→ **Job**
Using the listing below, please gather every line containing the word "time".

☆ ☆ ☆

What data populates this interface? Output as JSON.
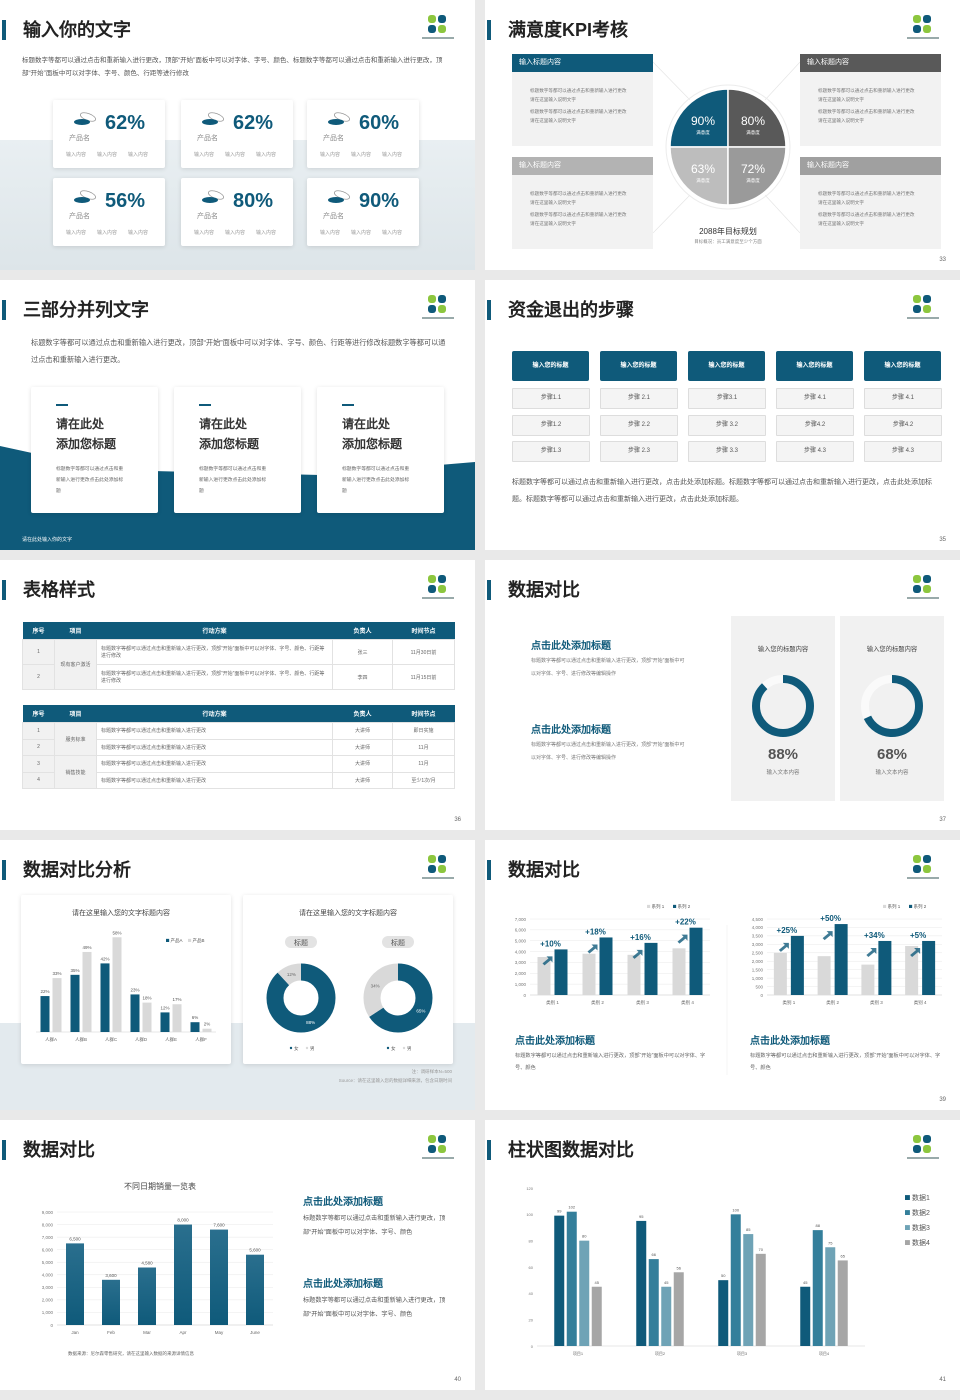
{
  "colors": {
    "primary": "#0f5a7a",
    "dark_gray": "#595959",
    "mid_gray": "#a6a6a6",
    "light_gray": "#d9d9d9",
    "logo_green": "#8cc63e"
  },
  "slides": [
    {
      "page": "32",
      "title": "输入你的文字",
      "body": "标题数字等都可以通过点击和重新输入进行更改，顶部“开始”面板中可以对字体、字号、颜色、标题数字等都可以通过点击和重新输入进行更改，顶部“开始”面板中可以对字体、字号、颜色、行距等进行修改",
      "cards": [
        {
          "value": "62%",
          "label": "产品名",
          "items": [
            "输入内容",
            "输入内容",
            "输入内容"
          ]
        },
        {
          "value": "62%",
          "label": "产品名",
          "items": [
            "输入内容",
            "输入内容",
            "输入内容"
          ]
        },
        {
          "value": "60%",
          "label": "产品名",
          "items": [
            "输入内容",
            "输入内容",
            "输入内容"
          ]
        },
        {
          "value": "56%",
          "label": "产品名",
          "items": [
            "输入内容",
            "输入内容",
            "输入内容"
          ]
        },
        {
          "value": "80%",
          "label": "产品名",
          "items": [
            "输入内容",
            "输入内容",
            "输入内容"
          ]
        },
        {
          "value": "90%",
          "label": "产品名",
          "items": [
            "输入内容",
            "输入内容",
            "输入内容"
          ]
        }
      ]
    },
    {
      "page": "33",
      "title": "满意度KPI考核",
      "boxes": [
        {
          "header": "输入标题内容",
          "color": "#0f5a7a",
          "bullets": [
            "标题数字等都可以通过点击和重新输入进行更改 请在这里输入说明文字",
            "标题数字等都可以通过点击和重新输入进行更改 请在这里输入说明文字"
          ]
        },
        {
          "header": "输入标题内容",
          "color": "#595959",
          "bullets": [
            "标题数字等都可以通过点击和重新输入进行更改 请在这里输入说明文字",
            "标题数字等都可以通过点击和重新输入进行更改 请在这里输入说明文字"
          ]
        },
        {
          "header": "输入标题内容",
          "color": "#b3b3b3",
          "bullets": [
            "标题数字等都可以通过点击和重新输入进行更改 请在这里输入说明文字",
            "标题数字等都可以通过点击和重新输入进行更改 请在这里输入说明文字"
          ]
        },
        {
          "header": "输入标题内容",
          "color": "#a0a0a0",
          "bullets": [
            "标题数字等都可以通过点击和重新输入进行更改 请在这里输入说明文字",
            "标题数字等都可以通过点击和重新输入进行更改 请在这里输入说明文字"
          ]
        }
      ],
      "pie": [
        {
          "value": "90%",
          "label": "满意度",
          "color": "#0f5a7a"
        },
        {
          "value": "80%",
          "label": "满意度",
          "color": "#595959"
        },
        {
          "value": "63%",
          "label": "满意度",
          "color": "#bdbdbd"
        },
        {
          "value": "72%",
          "label": "满意度",
          "color": "#9a9a9a"
        }
      ],
      "goal_title": "2088年目标规划",
      "goal_sub": "目标概况：员工满意度至少个方面"
    },
    {
      "page": "34",
      "title": "三部分并列文字",
      "body": "标题数字等都可以通过点击和重新输入进行更改，顶部“开始”面板中可以对字体、字号、颜色、行距等进行修改标题数字等都可以通过点击和重新输入进行更改。",
      "cards": [
        {
          "line1": "请在此处",
          "line2": "添加您标题",
          "text": "标题数字等都可以通过点击和重新输入进行更改点击此处添加标题"
        },
        {
          "line1": "请在此处",
          "line2": "添加您标题",
          "text": "标题数字等都可以通过点击和重新输入进行更改点击此处添加标题"
        },
        {
          "line1": "请在此处",
          "line2": "添加您标题",
          "text": "标题数字等都可以通过点击和重新输入进行更改点击此处添加标题"
        }
      ],
      "footer": "请在此处输入你的文字"
    },
    {
      "page": "35",
      "title": "资金退出的步骤",
      "columns": [
        {
          "header": "输入您的标题",
          "steps": [
            "步骤1.1",
            "步骤1.2",
            "步骤1.3"
          ]
        },
        {
          "header": "输入您的标题",
          "steps": [
            "步骤 2.1",
            "步骤 2.2",
            "步骤 2.3"
          ]
        },
        {
          "header": "输入您的标题",
          "steps": [
            "步骤3.1",
            "步骤 3.2",
            "步骤 3.3"
          ]
        },
        {
          "header": "输入您的标题",
          "steps": [
            "步骤 4.1",
            "步骤4.2",
            "步骤 4.3"
          ]
        },
        {
          "header": "输入您的标题",
          "steps": [
            "步骤 4.1",
            "步骤4.2",
            "步骤 4.3"
          ]
        }
      ],
      "body": "标题数字等都可以通过点击和重新输入进行更改，点击此处添加标题。标题数字等都可以通过点击和重新输入进行更改，点击此处添加标题。标题数字等都可以通过点击和重新输入进行更改，点击此处添加标题。"
    },
    {
      "page": "36",
      "title": "表格样式",
      "tables": [
        {
          "headers": [
            "序号",
            "项目",
            "行动方案",
            "负责人",
            "时间节点"
          ],
          "groups": [
            {
              "name": "现有客户激活",
              "rows": [
                {
                  "no": "1",
                  "plan": "标题数字等都可以通过点击和重新输入进行更改，顶部“开始”面板中可以对字体、字号、颜色、行距等进行修改",
                  "owner": "张三",
                  "time": "11月30日前"
                },
                {
                  "no": "2",
                  "plan": "标题数字等都可以通过点击和重新输入进行更改，顶部“开始”面板中可以对字体、字号、颜色、行距等进行修改",
                  "owner": "李四",
                  "time": "11月15日前"
                }
              ]
            }
          ]
        },
        {
          "headers": [
            "序号",
            "项目",
            "行动方案",
            "负责人",
            "时间节点"
          ],
          "groups": [
            {
              "name": "服务标准",
              "rows": [
                {
                  "no": "1",
                  "plan": "标题数字等都可以通过点击和重新输入进行更改",
                  "owner": "大讲师",
                  "time": "即日实施"
                },
                {
                  "no": "2",
                  "plan": "标题数字等都可以通过点击和重新输入进行更改",
                  "owner": "大讲师",
                  "time": "11月"
                }
              ]
            },
            {
              "name": "销售技能",
              "rows": [
                {
                  "no": "3",
                  "plan": "标题数字等都可以通过点击和重新输入进行更改",
                  "owner": "大讲师",
                  "time": "11月"
                },
                {
                  "no": "4",
                  "plan": "标题数字等都可以通过点击和重新输入进行更改",
                  "owner": "大讲师",
                  "time": "至少1次/月"
                }
              ]
            }
          ]
        }
      ]
    },
    {
      "page": "37",
      "title": "数据对比",
      "items": [
        {
          "heading": "点击此处添加标题",
          "text": "标题数字等都可以通过点击和重新输入进行更改，顶部“开始”面板中可以对字体、字号、进行修改等编辑操作"
        },
        {
          "heading": "点击此处添加标题",
          "text": "标题数字等都可以通过点击和重新输入进行更改，顶部“开始”面板中可以对字体、字号、进行修改等编辑操作"
        }
      ],
      "panels": [
        {
          "title": "输入您的标题内容",
          "percent": 88,
          "value": "88%",
          "caption": "输入文本内容"
        },
        {
          "title": "输入您的标题内容",
          "percent": 68,
          "value": "68%",
          "caption": "输入文本内容"
        }
      ]
    },
    {
      "page": "38",
      "title": "数据对比分析",
      "note": "注：调研样本N=500",
      "source": "Source：请在这里输入您的数据详细来源，包含日期时间"
    },
    {
      "page": "39",
      "title": "数据对比",
      "items": [
        {
          "heading": "点击此处添加标题",
          "text": "标题数字等都可以通过点击和重新输入进行更改，顶部“开始”面板中可以对字体、字号、颜色"
        },
        {
          "heading": "点击此处添加标题",
          "text": "标题数字等都可以通过点击和重新输入进行更改，顶部“开始”面板中可以对字体、字号、颜色"
        }
      ]
    },
    {
      "page": "40",
      "title": "数据对比",
      "items": [
        {
          "heading": "点击此处添加标题",
          "text": "标题数字等都可以通过点击和重新输入进行更改，顶部“开始”面板中可以对字体、字号、颜色"
        },
        {
          "heading": "点击此处添加标题",
          "text": "标题数字等都可以通过点击和重新输入进行更改，顶部“开始”面板中可以对字体、字号、颜色"
        }
      ]
    },
    {
      "page": "41",
      "title": "柱状图数据对比"
    }
  ],
  "chart_data": [
    {
      "type": "bar",
      "title": "请在这里输入您的文字标题内容",
      "categories": [
        "人群A",
        "人群B",
        "人群C",
        "人群D",
        "人群E",
        "人群F"
      ],
      "series": [
        {
          "name": "产品A",
          "color": "#0f5a7a",
          "values": [
            22,
            35,
            42,
            23,
            12,
            6
          ],
          "labels": [
            "22%",
            "35%",
            "42%",
            "23%",
            "12%",
            "6%"
          ]
        },
        {
          "name": "产品B",
          "color": "#d9d9d9",
          "values": [
            33,
            49,
            58,
            18,
            17,
            2
          ],
          "labels": [
            "33%",
            "49%",
            "58%",
            "18%",
            "17%",
            "2%"
          ]
        }
      ],
      "ylim": [
        0,
        60
      ],
      "legend": "top-right",
      "grid": false
    },
    {
      "type": "pie",
      "title": "请在这里输入您的文字标题内容",
      "label": "标题",
      "slices": [
        {
          "name": "女",
          "value": 88,
          "label": "88%",
          "color": "#0f5a7a"
        },
        {
          "name": "男",
          "value": 12,
          "label": "12%",
          "color": "#d9d9d9"
        }
      ],
      "legend": "bottom"
    },
    {
      "type": "pie",
      "label": "标题",
      "slices": [
        {
          "name": "女",
          "value": 65,
          "label": "65%",
          "color": "#0f5a7a"
        },
        {
          "name": "男",
          "value": 34,
          "label": "34%",
          "color": "#d9d9d9"
        }
      ],
      "legend": "bottom"
    },
    {
      "type": "bar",
      "categories": [
        "类别 1",
        "类别 2",
        "类别 3",
        "类别 4"
      ],
      "series": [
        {
          "name": "系列 1",
          "color": "#d9d9d9",
          "values": [
            3500,
            3800,
            3700,
            4300
          ]
        },
        {
          "name": "系列 2",
          "color": "#0f5a7a",
          "values": [
            4200,
            5300,
            4800,
            6200
          ]
        }
      ],
      "annotations": [
        "+10%",
        "+18%",
        "+16%",
        "+22%"
      ],
      "yticks": [
        "0",
        "1,000",
        "2,000",
        "3,000",
        "4,000",
        "5,000",
        "6,000",
        "7,000"
      ],
      "ylim": [
        0,
        7000
      ],
      "legend": "top-right",
      "grid": true
    },
    {
      "type": "bar",
      "categories": [
        "类别 1",
        "类别 2",
        "类别 3",
        "类别 4"
      ],
      "series": [
        {
          "name": "系列 1",
          "color": "#d9d9d9",
          "values": [
            2500,
            2300,
            1800,
            2900
          ]
        },
        {
          "name": "系列 2",
          "color": "#0f5a7a",
          "values": [
            3500,
            4200,
            3200,
            3200
          ]
        }
      ],
      "annotations": [
        "+25%",
        "+50%",
        "+34%",
        "+5%"
      ],
      "yticks": [
        "0",
        "500",
        "1,000",
        "1,500",
        "2,000",
        "2,500",
        "3,000",
        "3,500",
        "4,000",
        "4,500"
      ],
      "ylim": [
        0,
        4500
      ],
      "legend": "top-right",
      "grid": true
    },
    {
      "type": "bar",
      "title": "不同日期销量一览表",
      "categories": [
        "Jan",
        "Feb",
        "Mar",
        "Apr",
        "May",
        "June"
      ],
      "series": [
        {
          "color": "#0f5a7a",
          "values": [
            6500,
            3600,
            4580,
            8000,
            7600,
            5600
          ],
          "labels": [
            "6,500",
            "3,600",
            "4,580",
            "8,000",
            "7,600",
            "5,600"
          ]
        }
      ],
      "yticks": [
        "0",
        "1,000",
        "2,000",
        "3,000",
        "4,000",
        "5,000",
        "6,000",
        "7,000",
        "8,000",
        "9,000"
      ],
      "ylim": [
        0,
        9000
      ],
      "source": "数据来源：尼尔森零售研究，请在这里输入数据的来源详情信息",
      "grid": true
    },
    {
      "type": "bar",
      "categories": [
        "项目1",
        "项目2",
        "项目3",
        "项目4"
      ],
      "series": [
        {
          "name": "数据1",
          "color": "#0f5a7a",
          "values": [
            99,
            95,
            50,
            45
          ],
          "labels": [
            "99",
            "95",
            "50",
            "45"
          ]
        },
        {
          "name": "数据2",
          "color": "#347f9b",
          "values": [
            102,
            66,
            100,
            88
          ],
          "labels": [
            "102",
            "66",
            "100",
            "88"
          ]
        },
        {
          "name": "数据3",
          "color": "#6fa3b6",
          "values": [
            80,
            45,
            85,
            75
          ],
          "labels": [
            "80",
            "45",
            "85",
            "75"
          ]
        },
        {
          "name": "数据4",
          "color": "#a6a6a6",
          "values": [
            45,
            56,
            70,
            65
          ],
          "labels": [
            "45",
            "56",
            "70",
            "65"
          ]
        }
      ],
      "yticks": [
        "0",
        "20",
        "40",
        "60",
        "80",
        "100",
        "120"
      ],
      "ylim": [
        0,
        120
      ],
      "legend": "right",
      "grid": false
    }
  ]
}
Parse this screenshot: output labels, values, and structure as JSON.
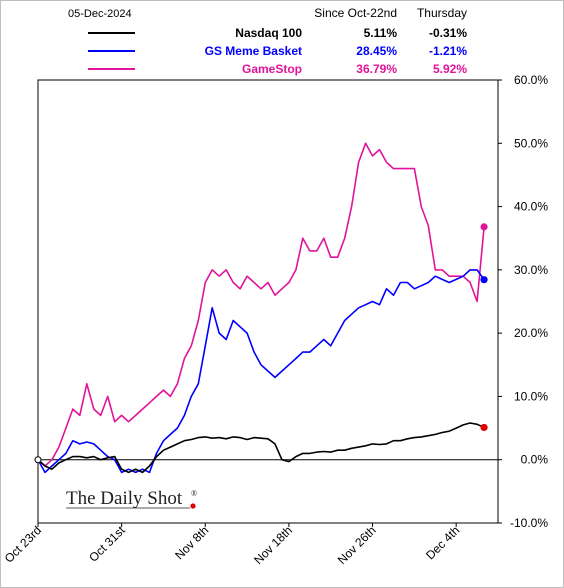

☆ ☆ ☆

→ **Output of the exercise**
                  "time": "11月30日前"
                  "time": "11月15日前"
                  "time": "即日实施"
                  "time": "11月"
                  "time": "11月"
                  "time": "至少1次/月"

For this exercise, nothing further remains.